Objective. Pictures are not part of the copy; repeat everything else in the records exactly.

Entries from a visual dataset
● ● ●

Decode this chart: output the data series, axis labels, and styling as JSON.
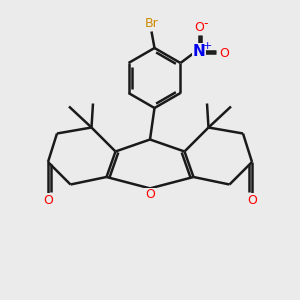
{
  "bg_color": "#ebebeb",
  "bond_color": "#1a1a1a",
  "o_color": "#ff0000",
  "n_color": "#0000ee",
  "br_color": "#cc8800",
  "bond_width": 1.8,
  "fig_width": 3.0,
  "fig_height": 3.0,
  "xlim": [
    0,
    10
  ],
  "ylim": [
    0,
    10
  ]
}
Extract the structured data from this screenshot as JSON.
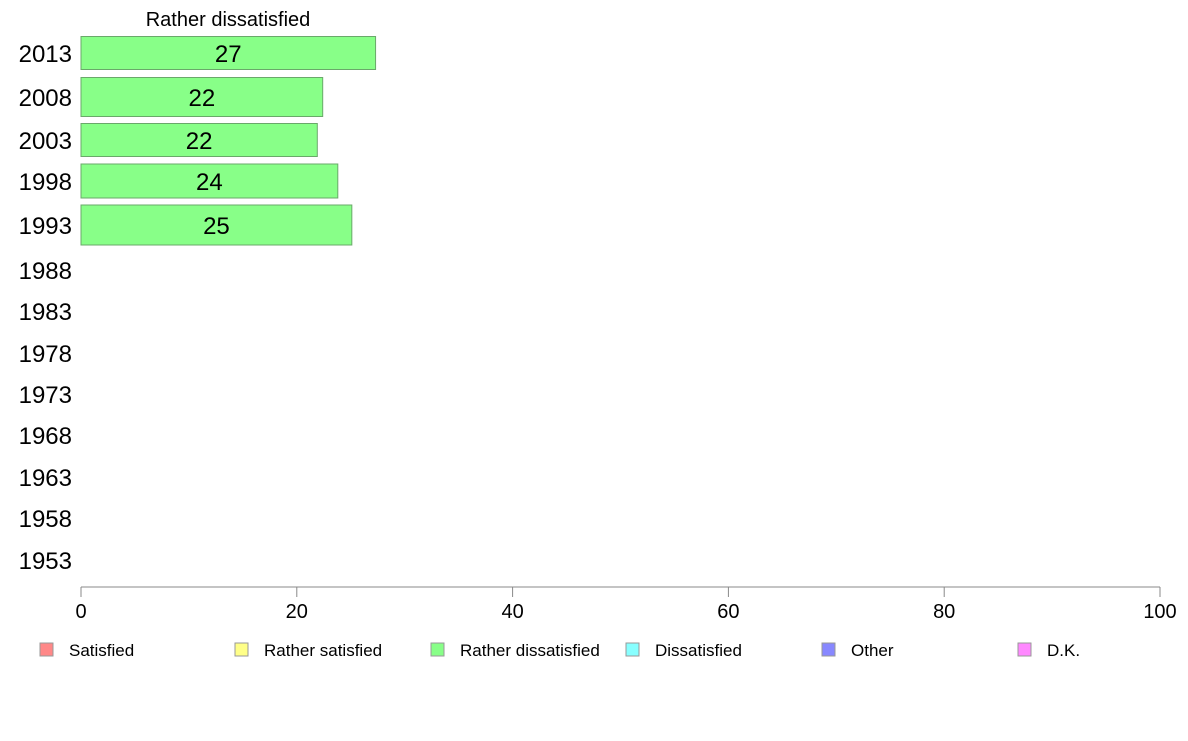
{
  "chart_data": {
    "type": "bar",
    "orientation": "horizontal",
    "title": "Rather dissatisfied",
    "categories": [
      "2013",
      "2008",
      "2003",
      "1998",
      "1993",
      "1988",
      "1983",
      "1978",
      "1973",
      "1968",
      "1963",
      "1958",
      "1953"
    ],
    "series": [
      {
        "name": "Rather dissatisfied",
        "values": [
          27.3,
          22.4,
          21.9,
          23.8,
          25.1,
          null,
          null,
          null,
          null,
          null,
          null,
          null,
          null
        ],
        "labels": [
          "27",
          "22",
          "22",
          "24",
          "25",
          "",
          "",
          "",
          "",
          "",
          "",
          "",
          ""
        ]
      }
    ],
    "xlim": [
      0,
      100
    ],
    "xticks": [
      "0",
      "20",
      "40",
      "60",
      "80",
      "100"
    ],
    "grid": false,
    "bar_color": "#88ff88",
    "legend": {
      "placement": "bottom",
      "items": [
        {
          "label": "Satisfied",
          "color": "#ff8888"
        },
        {
          "label": "Rather satisfied",
          "color": "#ffff88"
        },
        {
          "label": "Rather dissatisfied",
          "color": "#88ff88"
        },
        {
          "label": "Dissatisfied",
          "color": "#88ffff"
        },
        {
          "label": "Other",
          "color": "#8888ff"
        },
        {
          "label": "D.K.",
          "color": "#ff88ff"
        }
      ]
    }
  }
}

● ● ●

Exercise output.
Decode this chart: output the data series, axis labels, and styling as JSON.
{
  "bg_color": "#ebebeb",
  "bond_color": "#1a1a1a",
  "o_color": "#ff0000",
  "n_color": "#0000ee",
  "br_color": "#cc8800",
  "bond_width": 1.8,
  "fig_width": 3.0,
  "fig_height": 3.0,
  "xlim": [
    0,
    10
  ],
  "ylim": [
    0,
    10
  ]
}
Extract the structured data from this screenshot as JSON.
{
  "chart_data": {
    "type": "bar",
    "orientation": "horizontal",
    "title": "Rather dissatisfied",
    "categories": [
      "2013",
      "2008",
      "2003",
      "1998",
      "1993",
      "1988",
      "1983",
      "1978",
      "1973",
      "1968",
      "1963",
      "1958",
      "1953"
    ],
    "series": [
      {
        "name": "Rather dissatisfied",
        "values": [
          27.3,
          22.4,
          21.9,
          23.8,
          25.1,
          null,
          null,
          null,
          null,
          null,
          null,
          null,
          null
        ],
        "labels": [
          "27",
          "22",
          "22",
          "24",
          "25",
          "",
          "",
          "",
          "",
          "",
          "",
          "",
          ""
        ]
      }
    ],
    "xlim": [
      0,
      100
    ],
    "xticks": [
      "0",
      "20",
      "40",
      "60",
      "80",
      "100"
    ],
    "grid": false,
    "bar_color": "#88ff88",
    "legend": {
      "placement": "bottom",
      "items": [
        {
          "label": "Satisfied",
          "color": "#ff8888"
        },
        {
          "label": "Rather satisfied",
          "color": "#ffff88"
        },
        {
          "label": "Rather dissatisfied",
          "color": "#88ff88"
        },
        {
          "label": "Dissatisfied",
          "color": "#88ffff"
        },
        {
          "label": "Other",
          "color": "#8888ff"
        },
        {
          "label": "D.K.",
          "color": "#ff88ff"
        }
      ]
    }
  }
}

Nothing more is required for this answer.